INSTRUCTION:
Return each line of the records holding the string "article".

* begin EXTRACTED RECORDS *

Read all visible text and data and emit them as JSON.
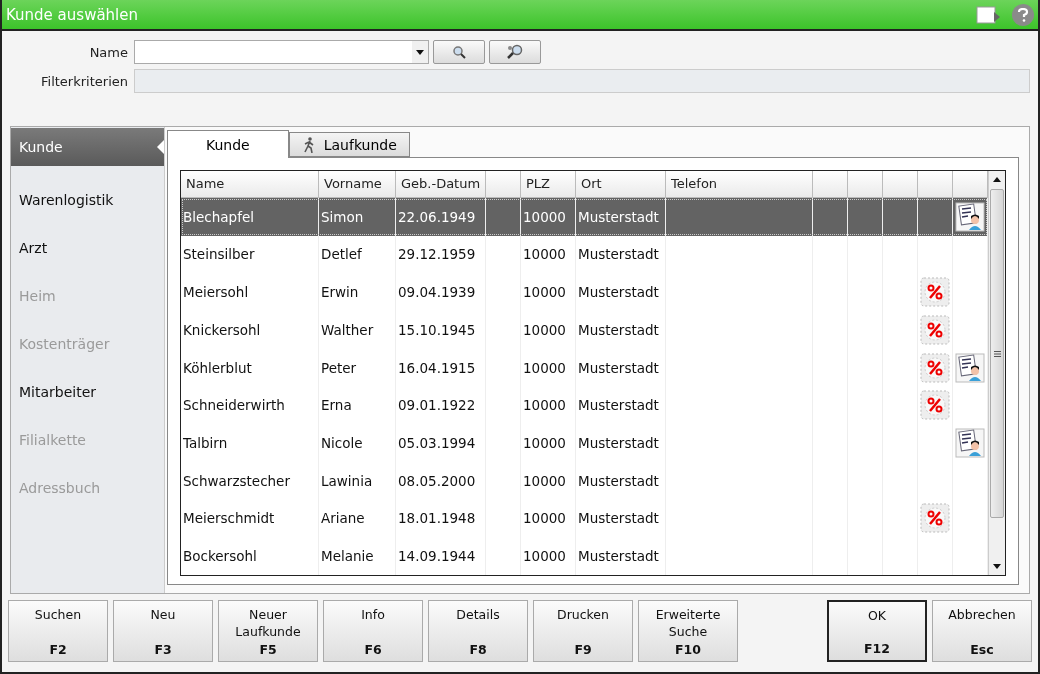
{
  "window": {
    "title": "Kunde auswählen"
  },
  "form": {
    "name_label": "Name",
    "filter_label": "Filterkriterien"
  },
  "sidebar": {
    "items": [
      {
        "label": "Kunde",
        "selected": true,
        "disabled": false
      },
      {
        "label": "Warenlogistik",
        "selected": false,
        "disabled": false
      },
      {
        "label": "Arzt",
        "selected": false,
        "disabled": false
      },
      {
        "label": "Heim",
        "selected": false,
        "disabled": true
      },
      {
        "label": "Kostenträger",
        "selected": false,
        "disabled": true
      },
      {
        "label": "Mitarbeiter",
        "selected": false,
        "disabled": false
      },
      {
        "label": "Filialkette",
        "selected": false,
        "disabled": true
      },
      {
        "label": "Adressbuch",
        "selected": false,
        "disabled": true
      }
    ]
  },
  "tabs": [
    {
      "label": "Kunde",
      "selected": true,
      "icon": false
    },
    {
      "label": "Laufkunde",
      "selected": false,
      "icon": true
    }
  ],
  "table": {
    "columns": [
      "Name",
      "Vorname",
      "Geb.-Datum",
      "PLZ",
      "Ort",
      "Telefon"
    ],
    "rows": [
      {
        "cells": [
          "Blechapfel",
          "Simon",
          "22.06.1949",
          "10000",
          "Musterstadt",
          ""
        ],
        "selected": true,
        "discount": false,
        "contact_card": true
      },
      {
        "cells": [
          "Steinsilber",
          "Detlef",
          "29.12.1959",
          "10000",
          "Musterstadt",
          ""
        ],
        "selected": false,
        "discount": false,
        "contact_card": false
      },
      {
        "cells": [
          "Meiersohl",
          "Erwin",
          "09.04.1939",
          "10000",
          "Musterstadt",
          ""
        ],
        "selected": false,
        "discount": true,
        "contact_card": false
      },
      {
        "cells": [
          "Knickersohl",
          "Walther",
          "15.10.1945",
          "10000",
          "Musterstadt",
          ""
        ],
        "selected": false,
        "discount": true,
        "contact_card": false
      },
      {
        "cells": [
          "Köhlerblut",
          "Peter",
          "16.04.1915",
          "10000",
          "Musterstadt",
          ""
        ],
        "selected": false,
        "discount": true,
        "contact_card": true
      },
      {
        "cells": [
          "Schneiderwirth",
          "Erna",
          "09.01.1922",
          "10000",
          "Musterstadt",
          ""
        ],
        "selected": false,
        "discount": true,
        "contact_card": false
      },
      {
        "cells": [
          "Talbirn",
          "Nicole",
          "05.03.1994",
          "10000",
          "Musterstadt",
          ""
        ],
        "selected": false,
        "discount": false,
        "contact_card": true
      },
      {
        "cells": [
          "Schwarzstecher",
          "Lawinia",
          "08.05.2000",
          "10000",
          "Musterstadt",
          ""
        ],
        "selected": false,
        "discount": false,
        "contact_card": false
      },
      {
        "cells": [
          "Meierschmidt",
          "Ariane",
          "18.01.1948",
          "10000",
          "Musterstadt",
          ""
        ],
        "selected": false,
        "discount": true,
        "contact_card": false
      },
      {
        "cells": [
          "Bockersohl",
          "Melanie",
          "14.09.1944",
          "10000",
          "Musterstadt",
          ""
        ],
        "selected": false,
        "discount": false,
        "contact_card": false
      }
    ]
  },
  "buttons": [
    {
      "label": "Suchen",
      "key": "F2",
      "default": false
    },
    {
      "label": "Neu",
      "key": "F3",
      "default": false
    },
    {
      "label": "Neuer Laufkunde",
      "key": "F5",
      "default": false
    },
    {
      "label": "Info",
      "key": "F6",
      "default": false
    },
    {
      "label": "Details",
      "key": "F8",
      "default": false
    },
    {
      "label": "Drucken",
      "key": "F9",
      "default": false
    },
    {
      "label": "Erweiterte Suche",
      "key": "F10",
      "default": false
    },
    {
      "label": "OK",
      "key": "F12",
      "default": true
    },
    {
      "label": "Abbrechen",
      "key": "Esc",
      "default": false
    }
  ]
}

* end EXTRACTED RECORDS *
* begin EXTRACTED RECORDS *

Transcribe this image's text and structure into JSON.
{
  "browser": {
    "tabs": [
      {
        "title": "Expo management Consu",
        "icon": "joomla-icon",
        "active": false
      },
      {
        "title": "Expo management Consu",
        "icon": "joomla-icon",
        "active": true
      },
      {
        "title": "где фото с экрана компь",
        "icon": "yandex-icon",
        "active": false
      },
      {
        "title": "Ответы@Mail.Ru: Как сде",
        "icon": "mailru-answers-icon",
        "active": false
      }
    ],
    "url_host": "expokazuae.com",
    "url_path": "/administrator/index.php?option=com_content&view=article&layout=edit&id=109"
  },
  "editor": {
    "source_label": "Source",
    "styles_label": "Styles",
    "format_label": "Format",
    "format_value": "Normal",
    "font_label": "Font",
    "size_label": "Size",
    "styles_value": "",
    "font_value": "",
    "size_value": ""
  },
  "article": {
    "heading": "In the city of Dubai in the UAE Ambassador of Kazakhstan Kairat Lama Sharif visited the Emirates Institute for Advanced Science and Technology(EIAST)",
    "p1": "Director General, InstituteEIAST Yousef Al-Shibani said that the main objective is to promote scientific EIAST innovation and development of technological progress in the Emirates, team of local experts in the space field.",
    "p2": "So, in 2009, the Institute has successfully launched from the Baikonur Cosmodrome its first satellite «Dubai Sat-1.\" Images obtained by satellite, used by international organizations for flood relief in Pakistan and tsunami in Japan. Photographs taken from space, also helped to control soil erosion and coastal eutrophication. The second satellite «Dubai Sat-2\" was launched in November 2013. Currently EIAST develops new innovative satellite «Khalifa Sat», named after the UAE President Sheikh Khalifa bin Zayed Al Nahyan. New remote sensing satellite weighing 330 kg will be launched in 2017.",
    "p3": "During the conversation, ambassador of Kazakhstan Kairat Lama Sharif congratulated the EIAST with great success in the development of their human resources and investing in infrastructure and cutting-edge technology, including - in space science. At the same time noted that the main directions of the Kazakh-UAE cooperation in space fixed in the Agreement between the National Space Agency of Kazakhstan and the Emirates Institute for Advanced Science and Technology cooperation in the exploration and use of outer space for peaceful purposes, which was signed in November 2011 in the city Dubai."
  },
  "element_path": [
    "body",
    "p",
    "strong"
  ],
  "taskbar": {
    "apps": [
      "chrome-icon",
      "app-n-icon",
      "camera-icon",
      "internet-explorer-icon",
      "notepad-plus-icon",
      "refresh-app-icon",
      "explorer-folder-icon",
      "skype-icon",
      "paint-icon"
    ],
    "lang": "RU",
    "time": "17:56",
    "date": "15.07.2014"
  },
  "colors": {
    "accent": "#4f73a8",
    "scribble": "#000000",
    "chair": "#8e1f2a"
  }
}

* end EXTRACTED RECORDS *

RESULT OF THE EXERCISE:
    "url_path": "/administrator/index.php?option=com_content&view=article&layout=edit&id=109"
  "article": {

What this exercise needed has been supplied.